• _Data_:
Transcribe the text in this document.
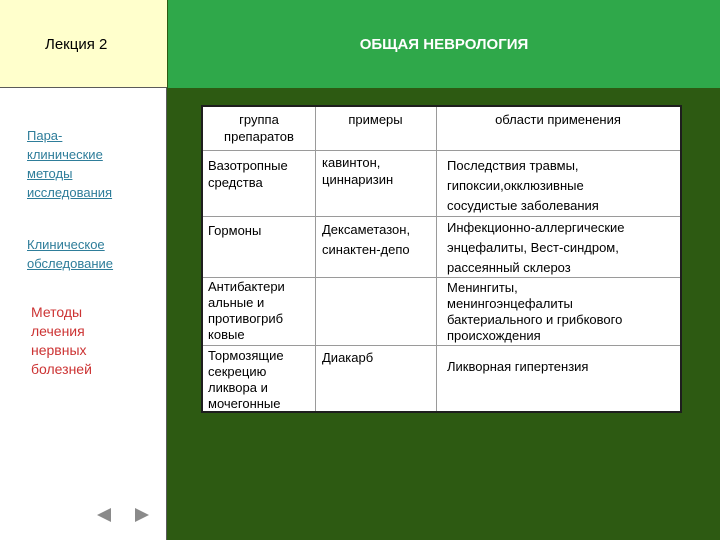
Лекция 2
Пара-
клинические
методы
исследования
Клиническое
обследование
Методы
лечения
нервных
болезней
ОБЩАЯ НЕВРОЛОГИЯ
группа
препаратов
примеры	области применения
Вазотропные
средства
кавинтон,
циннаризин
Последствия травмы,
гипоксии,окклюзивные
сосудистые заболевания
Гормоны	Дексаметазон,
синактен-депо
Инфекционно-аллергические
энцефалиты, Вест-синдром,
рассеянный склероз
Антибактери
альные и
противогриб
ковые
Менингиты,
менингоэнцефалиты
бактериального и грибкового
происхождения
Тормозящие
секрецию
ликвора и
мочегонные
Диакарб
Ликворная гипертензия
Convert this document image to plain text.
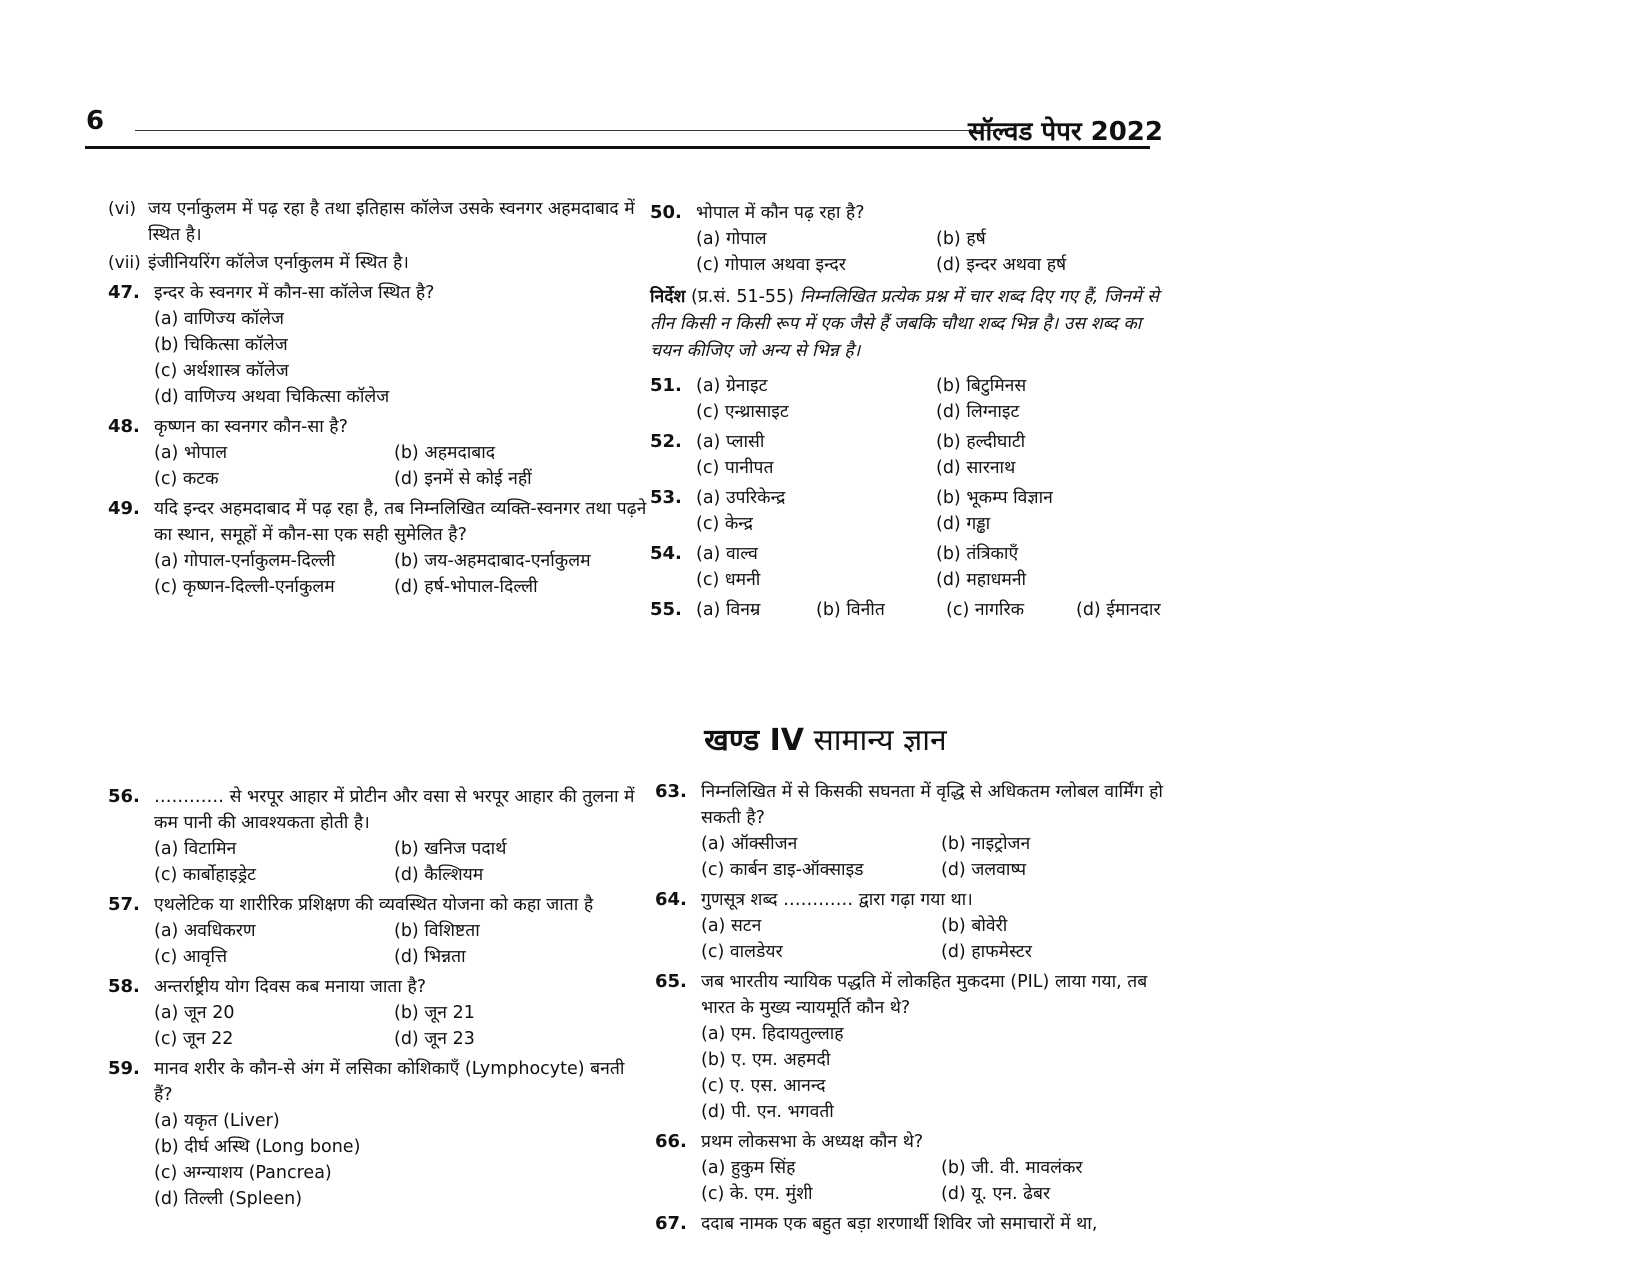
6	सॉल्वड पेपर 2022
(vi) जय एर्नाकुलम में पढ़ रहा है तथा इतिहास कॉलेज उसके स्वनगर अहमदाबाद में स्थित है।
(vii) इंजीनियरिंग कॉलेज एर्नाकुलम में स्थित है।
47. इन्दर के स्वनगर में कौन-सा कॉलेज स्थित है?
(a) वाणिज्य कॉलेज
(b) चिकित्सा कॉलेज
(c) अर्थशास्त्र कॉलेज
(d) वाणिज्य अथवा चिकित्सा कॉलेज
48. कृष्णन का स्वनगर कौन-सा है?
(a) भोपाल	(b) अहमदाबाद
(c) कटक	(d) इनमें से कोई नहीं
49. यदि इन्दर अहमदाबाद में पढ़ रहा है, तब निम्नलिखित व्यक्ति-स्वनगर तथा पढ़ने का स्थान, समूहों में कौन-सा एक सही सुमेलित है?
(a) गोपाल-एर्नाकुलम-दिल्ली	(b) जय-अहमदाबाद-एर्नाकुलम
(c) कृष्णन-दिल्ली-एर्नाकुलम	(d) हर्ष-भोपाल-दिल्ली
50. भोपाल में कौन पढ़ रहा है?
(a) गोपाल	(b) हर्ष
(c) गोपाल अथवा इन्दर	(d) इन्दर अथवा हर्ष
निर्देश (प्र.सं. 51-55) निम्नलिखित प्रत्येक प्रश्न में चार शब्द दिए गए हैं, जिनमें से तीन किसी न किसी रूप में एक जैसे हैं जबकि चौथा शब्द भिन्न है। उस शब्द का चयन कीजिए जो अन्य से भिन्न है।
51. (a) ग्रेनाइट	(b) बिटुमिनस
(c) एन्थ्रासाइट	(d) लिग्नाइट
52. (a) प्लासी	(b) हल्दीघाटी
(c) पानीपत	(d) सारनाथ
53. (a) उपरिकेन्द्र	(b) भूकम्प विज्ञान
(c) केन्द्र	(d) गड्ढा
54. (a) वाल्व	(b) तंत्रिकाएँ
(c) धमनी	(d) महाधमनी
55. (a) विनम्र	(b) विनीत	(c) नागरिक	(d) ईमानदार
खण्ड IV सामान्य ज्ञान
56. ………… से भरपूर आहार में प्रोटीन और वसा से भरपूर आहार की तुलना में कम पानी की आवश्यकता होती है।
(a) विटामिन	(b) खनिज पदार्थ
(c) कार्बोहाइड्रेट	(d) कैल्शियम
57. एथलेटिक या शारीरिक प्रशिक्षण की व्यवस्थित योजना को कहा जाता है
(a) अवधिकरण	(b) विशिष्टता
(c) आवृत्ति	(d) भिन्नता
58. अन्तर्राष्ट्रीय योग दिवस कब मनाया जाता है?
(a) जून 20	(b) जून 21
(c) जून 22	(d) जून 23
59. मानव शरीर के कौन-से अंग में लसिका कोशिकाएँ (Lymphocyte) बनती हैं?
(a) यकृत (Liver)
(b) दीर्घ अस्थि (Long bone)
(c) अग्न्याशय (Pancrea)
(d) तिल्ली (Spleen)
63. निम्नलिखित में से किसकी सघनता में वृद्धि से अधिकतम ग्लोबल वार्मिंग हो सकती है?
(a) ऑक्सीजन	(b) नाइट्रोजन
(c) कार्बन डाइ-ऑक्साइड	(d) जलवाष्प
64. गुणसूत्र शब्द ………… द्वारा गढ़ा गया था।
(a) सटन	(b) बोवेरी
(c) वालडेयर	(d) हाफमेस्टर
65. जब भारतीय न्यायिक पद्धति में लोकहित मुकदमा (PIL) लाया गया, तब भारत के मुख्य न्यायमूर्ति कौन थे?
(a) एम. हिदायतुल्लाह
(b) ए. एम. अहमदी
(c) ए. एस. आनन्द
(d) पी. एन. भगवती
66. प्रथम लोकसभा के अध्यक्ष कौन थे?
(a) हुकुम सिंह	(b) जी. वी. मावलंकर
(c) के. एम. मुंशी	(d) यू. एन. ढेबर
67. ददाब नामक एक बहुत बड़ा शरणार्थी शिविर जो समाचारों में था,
* * *
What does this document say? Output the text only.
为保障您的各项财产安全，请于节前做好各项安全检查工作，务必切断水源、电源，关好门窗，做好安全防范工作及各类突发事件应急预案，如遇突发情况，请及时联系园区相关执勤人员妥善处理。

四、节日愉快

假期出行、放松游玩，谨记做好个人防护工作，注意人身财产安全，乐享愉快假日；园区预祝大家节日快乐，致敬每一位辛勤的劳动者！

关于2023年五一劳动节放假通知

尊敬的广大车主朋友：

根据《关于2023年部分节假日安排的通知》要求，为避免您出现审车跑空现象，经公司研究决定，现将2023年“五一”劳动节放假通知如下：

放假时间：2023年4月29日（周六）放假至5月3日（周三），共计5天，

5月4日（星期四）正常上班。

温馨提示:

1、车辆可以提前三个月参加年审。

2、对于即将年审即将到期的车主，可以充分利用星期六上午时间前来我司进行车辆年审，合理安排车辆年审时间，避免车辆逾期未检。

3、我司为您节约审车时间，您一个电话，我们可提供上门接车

• _Task description_:
Only lines with "this" are wanted here; list each of them.

• _The solution_:
Transcribe the text in this document.
Convert this document image to plain text.
What does this document say? Output the text only.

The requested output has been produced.